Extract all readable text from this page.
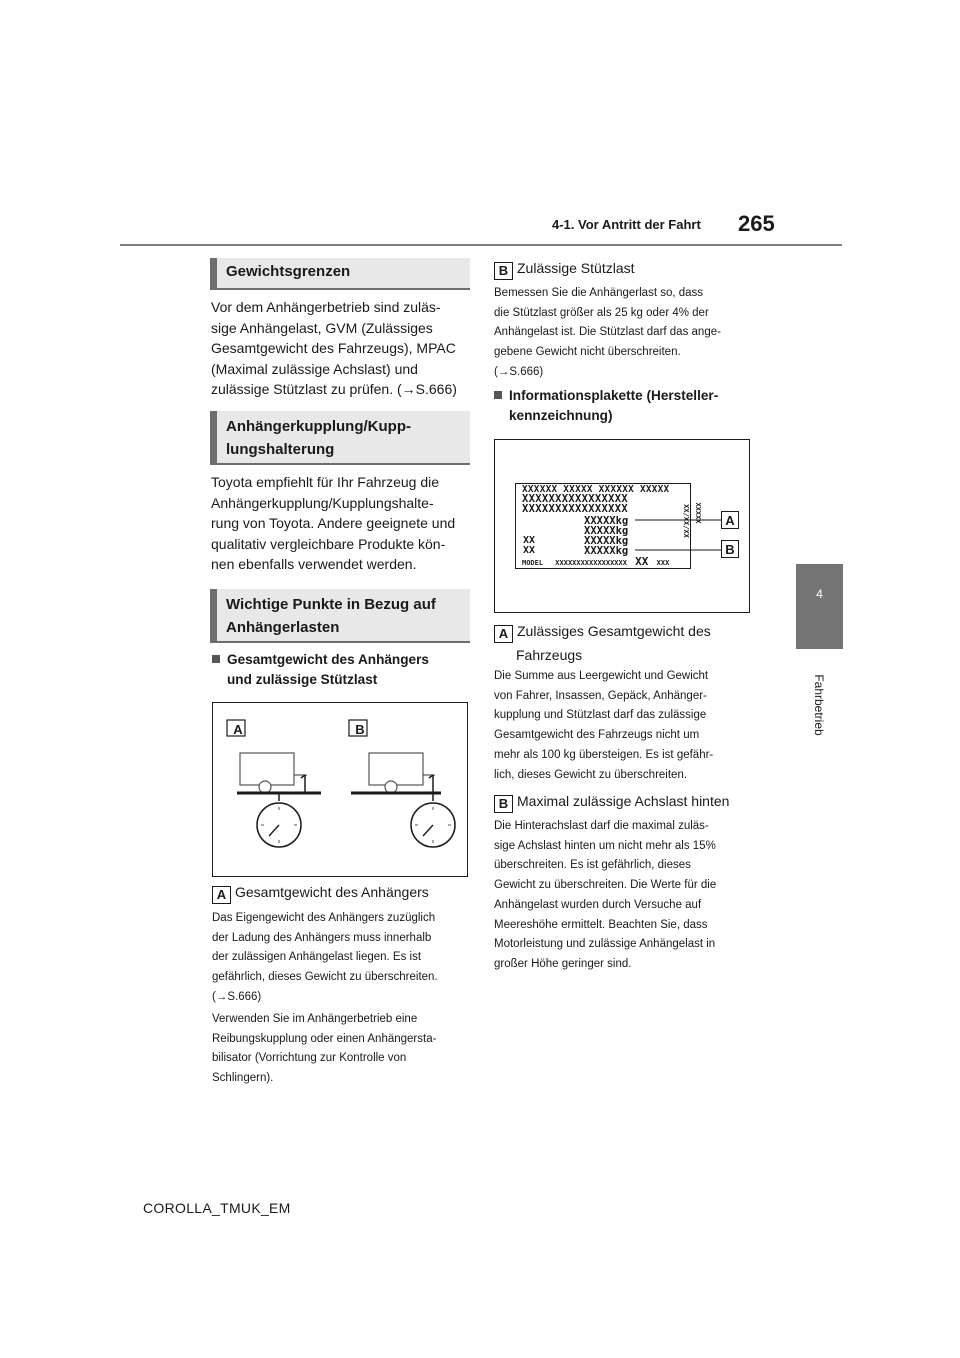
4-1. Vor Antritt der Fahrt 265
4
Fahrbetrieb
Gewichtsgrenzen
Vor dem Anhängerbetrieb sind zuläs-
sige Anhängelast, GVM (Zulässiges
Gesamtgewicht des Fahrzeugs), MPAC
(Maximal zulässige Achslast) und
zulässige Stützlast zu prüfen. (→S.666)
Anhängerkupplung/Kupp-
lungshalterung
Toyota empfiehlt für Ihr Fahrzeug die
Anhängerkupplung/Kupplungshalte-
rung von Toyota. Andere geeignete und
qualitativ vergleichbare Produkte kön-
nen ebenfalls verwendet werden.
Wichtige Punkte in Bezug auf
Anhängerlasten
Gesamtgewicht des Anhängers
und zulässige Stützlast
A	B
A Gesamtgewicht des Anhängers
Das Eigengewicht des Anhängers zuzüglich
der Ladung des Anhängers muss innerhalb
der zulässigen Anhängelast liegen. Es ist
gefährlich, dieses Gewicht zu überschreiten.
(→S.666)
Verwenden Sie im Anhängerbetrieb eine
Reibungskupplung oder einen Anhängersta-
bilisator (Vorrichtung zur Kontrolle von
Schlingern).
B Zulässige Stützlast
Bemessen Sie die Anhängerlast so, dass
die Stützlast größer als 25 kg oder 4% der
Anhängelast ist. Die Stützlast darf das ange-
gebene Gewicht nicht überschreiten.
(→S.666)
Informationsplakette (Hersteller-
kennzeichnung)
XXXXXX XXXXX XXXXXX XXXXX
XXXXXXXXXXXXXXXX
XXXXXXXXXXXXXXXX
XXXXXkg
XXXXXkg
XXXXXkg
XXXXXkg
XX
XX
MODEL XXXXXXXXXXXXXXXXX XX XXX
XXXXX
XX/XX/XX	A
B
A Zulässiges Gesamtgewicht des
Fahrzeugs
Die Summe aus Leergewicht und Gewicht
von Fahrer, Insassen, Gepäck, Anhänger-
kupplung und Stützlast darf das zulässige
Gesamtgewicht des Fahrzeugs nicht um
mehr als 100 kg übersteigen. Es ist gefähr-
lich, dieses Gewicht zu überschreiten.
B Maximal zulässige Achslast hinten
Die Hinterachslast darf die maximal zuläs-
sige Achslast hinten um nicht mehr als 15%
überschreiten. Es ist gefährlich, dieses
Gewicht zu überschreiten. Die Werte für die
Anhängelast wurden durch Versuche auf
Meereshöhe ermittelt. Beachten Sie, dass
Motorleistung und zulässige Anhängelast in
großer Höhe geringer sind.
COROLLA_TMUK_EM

- - - - - - -

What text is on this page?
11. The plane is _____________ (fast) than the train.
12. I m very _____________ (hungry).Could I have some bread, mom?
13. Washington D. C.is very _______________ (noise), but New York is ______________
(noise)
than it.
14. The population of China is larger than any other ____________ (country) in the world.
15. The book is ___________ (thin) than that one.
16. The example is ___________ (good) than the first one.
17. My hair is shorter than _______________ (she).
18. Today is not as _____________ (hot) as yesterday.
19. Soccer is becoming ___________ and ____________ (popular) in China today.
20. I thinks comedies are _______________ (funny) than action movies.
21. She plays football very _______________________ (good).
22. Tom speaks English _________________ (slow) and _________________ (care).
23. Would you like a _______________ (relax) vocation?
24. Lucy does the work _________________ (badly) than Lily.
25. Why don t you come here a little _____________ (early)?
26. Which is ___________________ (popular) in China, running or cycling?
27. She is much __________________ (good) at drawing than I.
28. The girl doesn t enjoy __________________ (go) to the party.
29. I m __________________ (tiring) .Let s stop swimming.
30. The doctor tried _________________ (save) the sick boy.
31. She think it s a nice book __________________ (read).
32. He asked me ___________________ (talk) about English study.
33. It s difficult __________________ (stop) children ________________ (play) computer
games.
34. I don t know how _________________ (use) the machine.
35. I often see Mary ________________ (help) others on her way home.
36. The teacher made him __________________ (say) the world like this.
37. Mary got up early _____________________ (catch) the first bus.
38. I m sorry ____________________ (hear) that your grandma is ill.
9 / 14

- - - - - - -

**Problem to work on**
List every line above that holds the word "stop".

**Full output**
29. I m __________________ (tiring) .Let s stop swimming.
33. It s difficult __________________ (stop) children ________________ (play) computer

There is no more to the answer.